• _Input material_
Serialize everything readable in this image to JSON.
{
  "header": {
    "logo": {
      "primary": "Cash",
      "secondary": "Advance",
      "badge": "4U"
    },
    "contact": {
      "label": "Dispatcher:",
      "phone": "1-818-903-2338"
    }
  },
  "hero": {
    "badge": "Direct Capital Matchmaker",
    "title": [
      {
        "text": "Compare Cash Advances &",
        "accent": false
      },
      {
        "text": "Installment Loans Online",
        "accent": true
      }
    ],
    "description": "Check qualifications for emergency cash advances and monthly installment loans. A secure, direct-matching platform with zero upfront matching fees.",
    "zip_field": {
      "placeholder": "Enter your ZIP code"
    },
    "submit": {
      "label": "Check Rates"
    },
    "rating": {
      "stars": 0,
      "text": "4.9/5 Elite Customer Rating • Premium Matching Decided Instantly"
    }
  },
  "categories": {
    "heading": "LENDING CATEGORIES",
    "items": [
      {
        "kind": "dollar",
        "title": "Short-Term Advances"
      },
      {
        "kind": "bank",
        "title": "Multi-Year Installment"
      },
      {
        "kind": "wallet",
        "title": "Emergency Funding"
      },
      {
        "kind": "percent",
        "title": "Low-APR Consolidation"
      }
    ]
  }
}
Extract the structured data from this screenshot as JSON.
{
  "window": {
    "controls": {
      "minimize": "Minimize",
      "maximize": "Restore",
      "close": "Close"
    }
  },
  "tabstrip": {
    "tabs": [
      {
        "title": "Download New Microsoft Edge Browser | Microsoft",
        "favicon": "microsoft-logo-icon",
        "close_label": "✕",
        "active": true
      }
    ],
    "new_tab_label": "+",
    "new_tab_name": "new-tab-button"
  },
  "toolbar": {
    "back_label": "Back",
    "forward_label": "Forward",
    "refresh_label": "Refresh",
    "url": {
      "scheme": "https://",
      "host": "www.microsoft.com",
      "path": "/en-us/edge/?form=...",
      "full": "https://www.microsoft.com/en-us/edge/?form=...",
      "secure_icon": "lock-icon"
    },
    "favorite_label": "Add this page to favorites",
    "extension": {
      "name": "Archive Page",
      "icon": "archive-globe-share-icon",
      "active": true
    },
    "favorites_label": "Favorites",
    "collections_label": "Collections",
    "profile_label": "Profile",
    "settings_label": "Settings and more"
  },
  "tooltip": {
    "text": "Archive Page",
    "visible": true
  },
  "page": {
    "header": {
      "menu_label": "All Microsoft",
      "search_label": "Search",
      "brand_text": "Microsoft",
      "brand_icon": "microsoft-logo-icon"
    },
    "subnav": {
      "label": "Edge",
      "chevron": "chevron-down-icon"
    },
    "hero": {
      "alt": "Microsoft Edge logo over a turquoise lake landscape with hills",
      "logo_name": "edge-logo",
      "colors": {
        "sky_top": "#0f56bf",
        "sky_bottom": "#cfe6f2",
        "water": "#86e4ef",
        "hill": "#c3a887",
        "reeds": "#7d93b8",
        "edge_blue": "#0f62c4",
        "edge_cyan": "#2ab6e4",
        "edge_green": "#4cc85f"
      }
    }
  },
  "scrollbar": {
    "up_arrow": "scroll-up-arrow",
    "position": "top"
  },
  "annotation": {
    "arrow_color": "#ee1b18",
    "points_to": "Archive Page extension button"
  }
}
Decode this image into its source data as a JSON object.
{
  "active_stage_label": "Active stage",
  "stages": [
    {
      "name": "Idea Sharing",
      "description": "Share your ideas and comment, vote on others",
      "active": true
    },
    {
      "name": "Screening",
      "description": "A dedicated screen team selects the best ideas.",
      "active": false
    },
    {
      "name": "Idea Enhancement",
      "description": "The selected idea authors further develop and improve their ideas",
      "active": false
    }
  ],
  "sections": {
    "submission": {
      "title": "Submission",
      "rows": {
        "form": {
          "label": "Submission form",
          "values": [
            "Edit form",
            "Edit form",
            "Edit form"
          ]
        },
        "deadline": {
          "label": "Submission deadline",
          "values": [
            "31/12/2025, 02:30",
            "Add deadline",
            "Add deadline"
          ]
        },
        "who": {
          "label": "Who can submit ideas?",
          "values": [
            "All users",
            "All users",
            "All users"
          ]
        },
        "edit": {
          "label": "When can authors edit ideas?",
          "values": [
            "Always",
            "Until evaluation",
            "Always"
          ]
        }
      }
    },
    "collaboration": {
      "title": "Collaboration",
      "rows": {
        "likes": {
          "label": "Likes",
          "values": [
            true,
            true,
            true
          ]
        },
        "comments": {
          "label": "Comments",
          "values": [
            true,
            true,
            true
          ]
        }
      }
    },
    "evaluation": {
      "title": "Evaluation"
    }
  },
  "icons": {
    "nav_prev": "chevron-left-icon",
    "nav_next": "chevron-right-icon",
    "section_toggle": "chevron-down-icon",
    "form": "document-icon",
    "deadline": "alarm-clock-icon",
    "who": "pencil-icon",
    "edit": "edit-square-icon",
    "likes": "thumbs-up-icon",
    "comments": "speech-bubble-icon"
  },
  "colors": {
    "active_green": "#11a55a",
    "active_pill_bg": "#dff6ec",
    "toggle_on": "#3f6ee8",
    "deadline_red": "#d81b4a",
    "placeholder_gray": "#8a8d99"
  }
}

• _Instructions for the task_
Take the entries above and copy them out exactly.

• _Output of the task_
Serialize everything readable in this image to JSON.
{
  "header": {
    "logo": {
      "primary": "Cash",
      "secondary": "Advance",
      "badge": "4U"
    },
    "contact": {
      "label": "Dispatcher:",
      "phone": "1-818-903-2338"
    }
  },
  "hero": {
    "badge": "Direct Capital Matchmaker",
    "title": [
      {
        "text": "Compare Cash Advances &",
        "accent": false
      },
      {
        "text": "Installment Loans Online",
        "accent": true
      }
    ],
    "description": "Check qualifications for emergency cash advances and monthly installment loans. A secure, direct-matching platform with zero upfront matching fees.",
    "zip_field": {
      "placeholder": "Enter your ZIP code"
    },
    "submit": {
      "label": "Check Rates"
    },
    "rating": {
      "stars": 0,
      "text": "4.9/5 Elite Customer Rating • Premium Matching Decided Instantly"
    }
  },
  "categories": {
    "heading": "LENDING CATEGORIES",
    "items": [
      {
        "kind": "dollar",
        "title": "Short-Term Advances"
      },
      {
        "kind": "bank",
        "title": "Multi-Year Installment"
      },
      {
        "kind": "wallet",
        "title": "Emergency Funding"
      },
      {
        "kind": "percent",
        "title": "Low-APR Consolidation"
      }
    ]
  }
}
Extract the structured data from this screenshot as JSON.
{
  "window": {
    "controls": {
      "minimize": "Minimize",
      "maximize": "Restore",
      "close": "Close"
    }
  },
  "tabstrip": {
    "tabs": [
      {
        "title": "Download New Microsoft Edge Browser | Microsoft",
        "favicon": "microsoft-logo-icon",
        "close_label": "✕",
        "active": true
      }
    ],
    "new_tab_label": "+",
    "new_tab_name": "new-tab-button"
  },
  "toolbar": {
    "back_label": "Back",
    "forward_label": "Forward",
    "refresh_label": "Refresh",
    "url": {
      "scheme": "https://",
      "host": "www.microsoft.com",
      "path": "/en-us/edge/?form=...",
      "full": "https://www.microsoft.com/en-us/edge/?form=...",
      "secure_icon": "lock-icon"
    },
    "favorite_label": "Add this page to favorites",
    "extension": {
      "name": "Archive Page",
      "icon": "archive-globe-share-icon",
      "active": true
    },
    "favorites_label": "Favorites",
    "collections_label": "Collections",
    "profile_label": "Profile",
    "settings_label": "Settings and more"
  },
  "tooltip": {
    "text": "Archive Page",
    "visible": true
  },
  "page": {
    "header": {
      "menu_label": "All Microsoft",
      "search_label": "Search",
      "brand_text": "Microsoft",
      "brand_icon": "microsoft-logo-icon"
    },
    "subnav": {
      "label": "Edge",
      "chevron": "chevron-down-icon"
    },
    "hero": {
      "alt": "Microsoft Edge logo over a turquoise lake landscape with hills",
      "logo_name": "edge-logo",
      "colors": {
        "sky_top": "#0f56bf",
        "sky_bottom": "#cfe6f2",
        "water": "#86e4ef",
        "hill": "#c3a887",
        "reeds": "#7d93b8",
        "edge_blue": "#0f62c4",
        "edge_cyan": "#2ab6e4",
        "edge_green": "#4cc85f"
      }
    }
  },
  "scrollbar": {
    "up_arrow": "scroll-up-arrow",
    "position": "top"
  },
  "annotation": {
    "arrow_color": "#ee1b18",
    "points_to": "Archive Page extension button"
  }
}
Decode this image into its source data as a JSON object.
{
  "active_stage_label": "Active stage",
  "stages": [
    {
      "name": "Idea Sharing",
      "description": "Share your ideas and comment, vote on others",
      "active": true
    },
    {
      "name": "Screening",
      "description": "A dedicated screen team selects the best ideas.",
      "active": false
    },
    {
      "name": "Idea Enhancement",
      "description": "The selected idea authors further develop and improve their ideas",
      "active": false
    }
  ],
  "sections": {
    "submission": {
      "title": "Submission",
      "rows": {
        "form": {
          "label": "Submission form",
          "values": [
            "Edit form",
            "Edit form",
            "Edit form"
          ]
        },
        "deadline": {
          "label": "Submission deadline",
          "values": [
            "31/12/2025, 02:30",
            "Add deadline",
            "Add deadline"
          ]
        },
        "who": {
          "label": "Who can submit ideas?",
          "values": [
            "All users",
            "All users",
            "All users"
          ]
        },
        "edit": {
          "label": "When can authors edit ideas?",
          "values": [
            "Always",
            "Until evaluation",
            "Always"
          ]
        }
      }
    },
    "collaboration": {
      "title": "Collaboration",
      "rows": {
        "likes": {
          "label": "Likes",
          "values": [
            true,
            true,
            true
          ]
        },
        "comments": {
          "label": "Comments",
          "values": [
            true,
            true,
            true
          ]
        }
      }
    },
    "evaluation": {
      "title": "Evaluation"
    }
  },
  "icons": {
    "nav_prev": "chevron-left-icon",
    "nav_next": "chevron-right-icon",
    "section_toggle": "chevron-down-icon",
    "form": "document-icon",
    "deadline": "alarm-clock-icon",
    "who": "pencil-icon",
    "edit": "edit-square-icon",
    "likes": "thumbs-up-icon",
    "comments": "speech-bubble-icon"
  },
  "colors": {
    "active_green": "#11a55a",
    "active_pill_bg": "#dff6ec",
    "toggle_on": "#3f6ee8",
    "deadline_red": "#d81b4a",
    "placeholder_gray": "#8a8d99"
  }
}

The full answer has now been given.